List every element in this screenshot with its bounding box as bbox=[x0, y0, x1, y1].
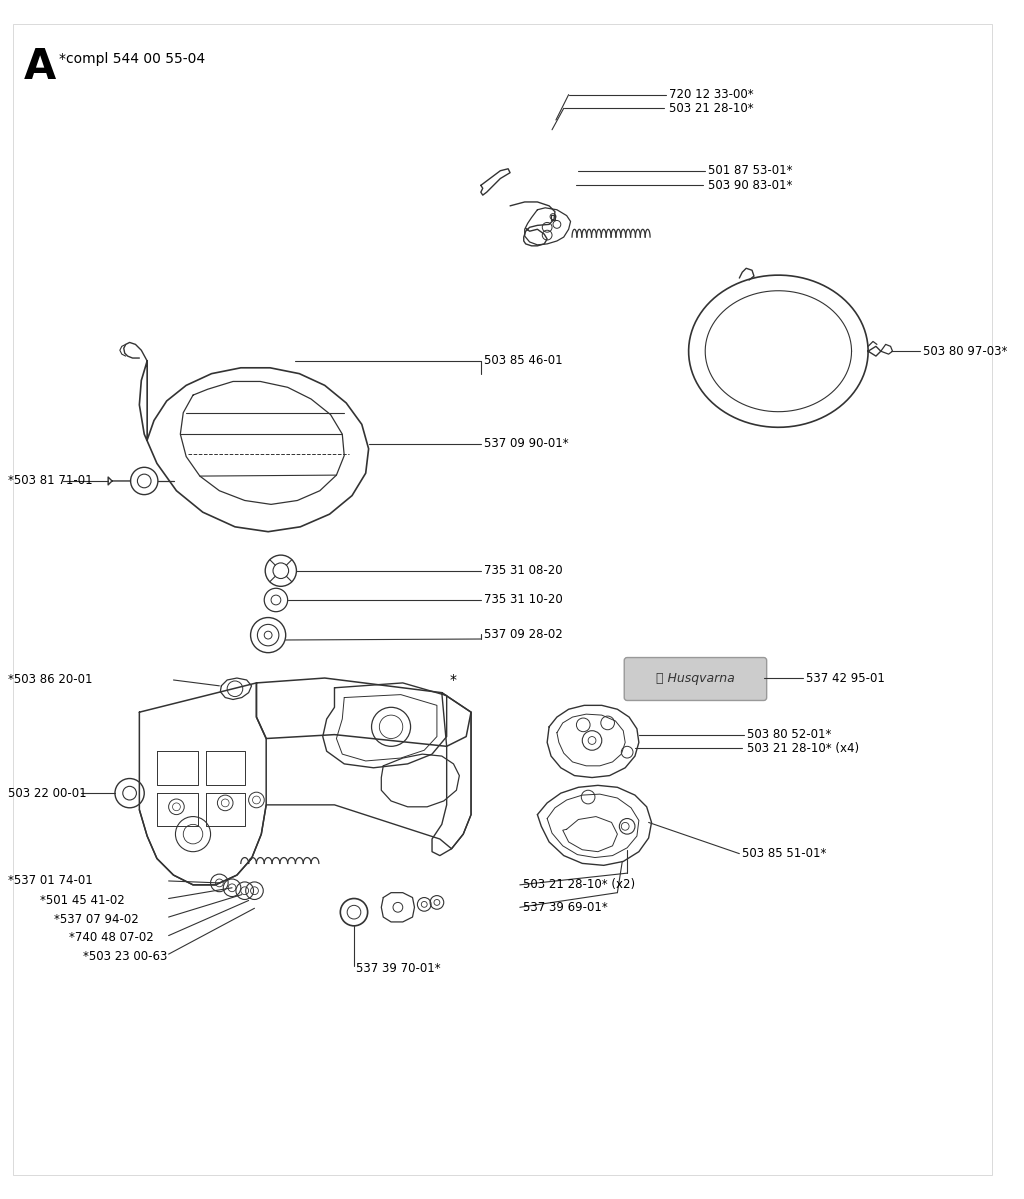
Text: 503 21 28-10* ​(x4): 503 21 28-10* ​(x4) bbox=[748, 742, 859, 755]
Text: *503 23 00-63: *503 23 00-63 bbox=[83, 950, 167, 963]
Text: *503 86 20-01: *503 86 20-01 bbox=[7, 674, 92, 687]
Text: *501 45 41-02: *501 45 41-02 bbox=[40, 894, 125, 906]
Text: ⓗ Husqvarna: ⓗ Husqvarna bbox=[656, 671, 735, 685]
Text: *compl 544 00 55-04: *compl 544 00 55-04 bbox=[59, 52, 206, 66]
Text: 537 39 69-01*: 537 39 69-01* bbox=[523, 900, 607, 914]
Text: 503 85 46-01: 503 85 46-01 bbox=[483, 355, 562, 367]
Text: *: * bbox=[450, 673, 457, 687]
Text: *740 48 07-02: *740 48 07-02 bbox=[69, 932, 154, 944]
Text: 735 31 10-20: 735 31 10-20 bbox=[483, 594, 562, 607]
Text: 537 39 70-01*: 537 39 70-01* bbox=[356, 963, 440, 975]
Text: 503 80 97-03*: 503 80 97-03* bbox=[923, 345, 1008, 357]
Text: 735 31 08-20: 735 31 08-20 bbox=[483, 565, 562, 577]
Text: 503 21 28-10*: 503 21 28-10* bbox=[669, 102, 754, 115]
Text: 537 09 28-02: 537 09 28-02 bbox=[483, 627, 562, 640]
Text: A: A bbox=[25, 46, 56, 88]
Text: *537 01 74-01: *537 01 74-01 bbox=[7, 874, 92, 887]
Text: 501 87 53-01*: 501 87 53-01* bbox=[709, 164, 793, 177]
Text: 503 80 52-01*: 503 80 52-01* bbox=[748, 728, 831, 741]
FancyBboxPatch shape bbox=[625, 657, 767, 700]
Text: *537 07 94-02: *537 07 94-02 bbox=[53, 912, 138, 926]
Text: 503 21 28-10* (x2): 503 21 28-10* (x2) bbox=[523, 879, 635, 891]
Text: 720 12 33-00*: 720 12 33-00* bbox=[669, 89, 754, 101]
Text: 503 22 00-01: 503 22 00-01 bbox=[7, 787, 86, 800]
Text: 503 85 51-01*: 503 85 51-01* bbox=[742, 848, 826, 860]
Text: *503 81 71-01: *503 81 71-01 bbox=[7, 475, 92, 488]
Text: 503 90 83-01*: 503 90 83-01* bbox=[709, 179, 793, 192]
Text: 537 09 90-01*: 537 09 90-01* bbox=[483, 438, 568, 451]
Text: 537 42 95-01: 537 42 95-01 bbox=[806, 671, 885, 685]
┄┄┄┄┄┄┄┄┄┄
GIVEN TASK ▸ Copy every row above word for word, leaving out the picture.

THE RESULT ▸
List every element in this screenshot with its bounding box as bbox=[x0, y0, x1, y1].
Text: 503 21 28-10* ​(x4): 503 21 28-10* ​(x4) bbox=[748, 742, 859, 755]
Text: *503 23 00-63: *503 23 00-63 bbox=[83, 950, 167, 963]
Text: *503 86 20-01: *503 86 20-01 bbox=[7, 674, 92, 687]
Text: *501 45 41-02: *501 45 41-02 bbox=[40, 894, 125, 906]
Text: ⓗ Husqvarna: ⓗ Husqvarna bbox=[656, 671, 735, 685]
Text: *compl 544 00 55-04: *compl 544 00 55-04 bbox=[59, 52, 206, 66]
Text: 537 39 69-01*: 537 39 69-01* bbox=[523, 900, 607, 914]
Text: 503 85 46-01: 503 85 46-01 bbox=[483, 355, 562, 367]
Text: *: * bbox=[450, 673, 457, 687]
Text: *740 48 07-02: *740 48 07-02 bbox=[69, 932, 154, 944]
Text: 735 31 10-20: 735 31 10-20 bbox=[483, 594, 562, 607]
Text: 537 39 70-01*: 537 39 70-01* bbox=[356, 963, 440, 975]
Text: 503 80 97-03*: 503 80 97-03* bbox=[923, 345, 1008, 357]
Text: 735 31 08-20: 735 31 08-20 bbox=[483, 565, 562, 577]
Text: 503 21 28-10*: 503 21 28-10* bbox=[669, 102, 754, 115]
Text: 537 09 28-02: 537 09 28-02 bbox=[483, 627, 562, 640]
Text: A: A bbox=[25, 46, 56, 88]
Text: *537 01 74-01: *537 01 74-01 bbox=[7, 874, 92, 887]
Text: 501 87 53-01*: 501 87 53-01* bbox=[709, 164, 793, 177]
Text: 503 80 52-01*: 503 80 52-01* bbox=[748, 728, 831, 741]
FancyBboxPatch shape bbox=[625, 657, 767, 700]
Text: *537 07 94-02: *537 07 94-02 bbox=[53, 912, 138, 926]
Text: 503 21 28-10* (x2): 503 21 28-10* (x2) bbox=[523, 879, 635, 891]
Text: 720 12 33-00*: 720 12 33-00* bbox=[669, 89, 754, 101]
Text: 503 22 00-01: 503 22 00-01 bbox=[7, 787, 86, 800]
Text: 503 85 51-01*: 503 85 51-01* bbox=[742, 848, 826, 860]
Text: *503 81 71-01: *503 81 71-01 bbox=[7, 475, 92, 488]
Text: 503 90 83-01*: 503 90 83-01* bbox=[709, 179, 793, 192]
Text: 537 09 90-01*: 537 09 90-01* bbox=[483, 438, 568, 451]
Text: 537 42 95-01: 537 42 95-01 bbox=[806, 671, 885, 685]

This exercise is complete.